* [Directive]:
Copy the records below exactly as they appear.
──────── Excerpted records
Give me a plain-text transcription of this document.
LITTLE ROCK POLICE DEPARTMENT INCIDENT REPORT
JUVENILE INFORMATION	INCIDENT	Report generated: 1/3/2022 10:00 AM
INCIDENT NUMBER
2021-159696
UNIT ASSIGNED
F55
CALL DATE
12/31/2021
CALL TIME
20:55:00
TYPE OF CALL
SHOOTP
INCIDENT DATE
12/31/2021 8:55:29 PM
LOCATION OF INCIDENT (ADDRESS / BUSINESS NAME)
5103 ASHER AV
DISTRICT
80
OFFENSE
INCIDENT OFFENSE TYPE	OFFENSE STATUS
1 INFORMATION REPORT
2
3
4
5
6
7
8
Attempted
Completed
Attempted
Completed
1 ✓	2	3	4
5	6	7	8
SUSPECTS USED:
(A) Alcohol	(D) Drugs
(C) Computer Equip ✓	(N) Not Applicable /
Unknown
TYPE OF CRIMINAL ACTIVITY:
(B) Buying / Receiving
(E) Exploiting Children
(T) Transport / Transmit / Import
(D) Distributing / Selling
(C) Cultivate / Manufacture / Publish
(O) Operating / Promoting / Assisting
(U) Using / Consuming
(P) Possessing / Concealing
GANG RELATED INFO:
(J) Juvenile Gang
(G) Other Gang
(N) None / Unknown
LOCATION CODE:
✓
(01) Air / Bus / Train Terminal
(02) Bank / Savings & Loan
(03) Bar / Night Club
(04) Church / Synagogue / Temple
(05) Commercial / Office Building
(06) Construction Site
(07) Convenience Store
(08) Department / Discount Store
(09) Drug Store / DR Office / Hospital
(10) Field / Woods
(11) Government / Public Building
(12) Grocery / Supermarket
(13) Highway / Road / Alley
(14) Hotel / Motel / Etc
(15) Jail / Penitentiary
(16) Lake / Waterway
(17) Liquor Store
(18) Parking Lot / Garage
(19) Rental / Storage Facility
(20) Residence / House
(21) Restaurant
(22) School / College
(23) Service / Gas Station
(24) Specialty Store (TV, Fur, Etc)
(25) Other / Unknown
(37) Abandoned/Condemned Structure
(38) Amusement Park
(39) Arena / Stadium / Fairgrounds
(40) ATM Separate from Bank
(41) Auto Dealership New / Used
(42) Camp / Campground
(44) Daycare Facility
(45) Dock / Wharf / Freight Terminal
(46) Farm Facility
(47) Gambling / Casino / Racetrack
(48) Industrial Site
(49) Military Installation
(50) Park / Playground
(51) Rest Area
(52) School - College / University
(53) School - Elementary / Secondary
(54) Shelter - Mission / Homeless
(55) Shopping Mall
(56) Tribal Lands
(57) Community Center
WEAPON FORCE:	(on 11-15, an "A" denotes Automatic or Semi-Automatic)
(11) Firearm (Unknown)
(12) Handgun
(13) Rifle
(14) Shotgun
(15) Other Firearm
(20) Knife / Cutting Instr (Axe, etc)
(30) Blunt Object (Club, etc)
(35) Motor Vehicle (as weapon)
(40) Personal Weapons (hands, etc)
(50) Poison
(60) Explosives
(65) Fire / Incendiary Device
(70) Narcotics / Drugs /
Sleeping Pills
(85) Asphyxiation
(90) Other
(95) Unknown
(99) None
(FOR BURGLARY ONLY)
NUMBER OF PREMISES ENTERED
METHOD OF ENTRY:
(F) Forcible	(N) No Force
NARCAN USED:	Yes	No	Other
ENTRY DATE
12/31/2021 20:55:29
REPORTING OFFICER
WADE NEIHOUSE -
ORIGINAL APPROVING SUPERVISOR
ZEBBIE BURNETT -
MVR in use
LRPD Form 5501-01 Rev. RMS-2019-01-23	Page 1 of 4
────────────────
* [Solution below]:
Give me a plain-text transcription of this document.
LITTLE ROCK POLICE DEPARTMENT INCIDENT REPORT
JUVENILE INFORMATION	INCIDENT	Report generated: 1/3/2022 10:00 AM
INCIDENT NUMBER
2021-159696
UNIT ASSIGNED
F55
CALL DATE
12/31/2021
CALL TIME
20:55:00
TYPE OF CALL
SHOOTP
INCIDENT DATE
12/31/2021 8:55:29 PM
LOCATION OF INCIDENT (ADDRESS / BUSINESS NAME)
5103 ASHER AV
DISTRICT
80
OFFENSE
INCIDENT OFFENSE TYPE	OFFENSE STATUS
1 INFORMATION REPORT
2
3
4
5
6
7
8
Attempted
Completed
Attempted
Completed
1 ✓	2	3	4
5	6	7	8
SUSPECTS USED:
(A) Alcohol	(D) Drugs
(C) Computer Equip ✓	(N) Not Applicable /
Unknown
TYPE OF CRIMINAL ACTIVITY:
(B) Buying / Receiving
(E) Exploiting Children
(T) Transport / Transmit / Import
(D) Distributing / Selling
(C) Cultivate / Manufacture / Publish
(O) Operating / Promoting / Assisting
(U) Using / Consuming
(P) Possessing / Concealing
GANG RELATED INFO:
(J) Juvenile Gang
(G) Other Gang
(N) None / Unknown
LOCATION CODE:
✓
(01) Air / Bus / Train Terminal
(02) Bank / Savings & Loan
(03) Bar / Night Club
(04) Church / Synagogue / Temple
(05) Commercial / Office Building
(06) Construction Site
(07) Convenience Store
(08) Department / Discount Store
(09) Drug Store / DR Office / Hospital
(10) Field / Woods
(11) Government / Public Building
(12) Grocery / Supermarket
(13) Highway / Road / Alley
(14) Hotel / Motel / Etc
(15) Jail / Penitentiary
(16) Lake / Waterway
(17) Liquor Store
(18) Parking Lot / Garage
(19) Rental / Storage Facility
(20) Residence / House
(21) Restaurant
(22) School / College
(23) Service / Gas Station
(24) Specialty Store (TV, Fur, Etc)
(25) Other / Unknown
(37) Abandoned/Condemned Structure
(38) Amusement Park
(39) Arena / Stadium / Fairgrounds
(40) ATM Separate from Bank
(41) Auto Dealership New / Used
(42) Camp / Campground
(44) Daycare Facility
(45) Dock / Wharf / Freight Terminal
(46) Farm Facility
(47) Gambling / Casino / Racetrack
(48) Industrial Site
(49) Military Installation
(50) Park / Playground
(51) Rest Area
(52) School - College / University
(53) School - Elementary / Secondary
(54) Shelter - Mission / Homeless
(55) Shopping Mall
(56) Tribal Lands
(57) Community Center
WEAPON FORCE:	(on 11-15, an "A" denotes Automatic or Semi-Automatic)
(11) Firearm (Unknown)
(12) Handgun
(13) Rifle
(14) Shotgun
(15) Other Firearm
(20) Knife / Cutting Instr (Axe, etc)
(30) Blunt Object (Club, etc)
(35) Motor Vehicle (as weapon)
(40) Personal Weapons (hands, etc)
(50) Poison
(60) Explosives
(65) Fire / Incendiary Device
(70) Narcotics / Drugs /
Sleeping Pills
(85) Asphyxiation
(90) Other
(95) Unknown
(99) None
(FOR BURGLARY ONLY)
NUMBER OF PREMISES ENTERED
METHOD OF ENTRY:
(F) Forcible	(N) No Force
NARCAN USED:	Yes	No	Other
ENTRY DATE
12/31/2021 20:55:29
REPORTING OFFICER
WADE NEIHOUSE -
ORIGINAL APPROVING SUPERVISOR
ZEBBIE BURNETT -
MVR in use
LRPD Form 5501-01 Rev. RMS-2019-01-23	Page 1 of 4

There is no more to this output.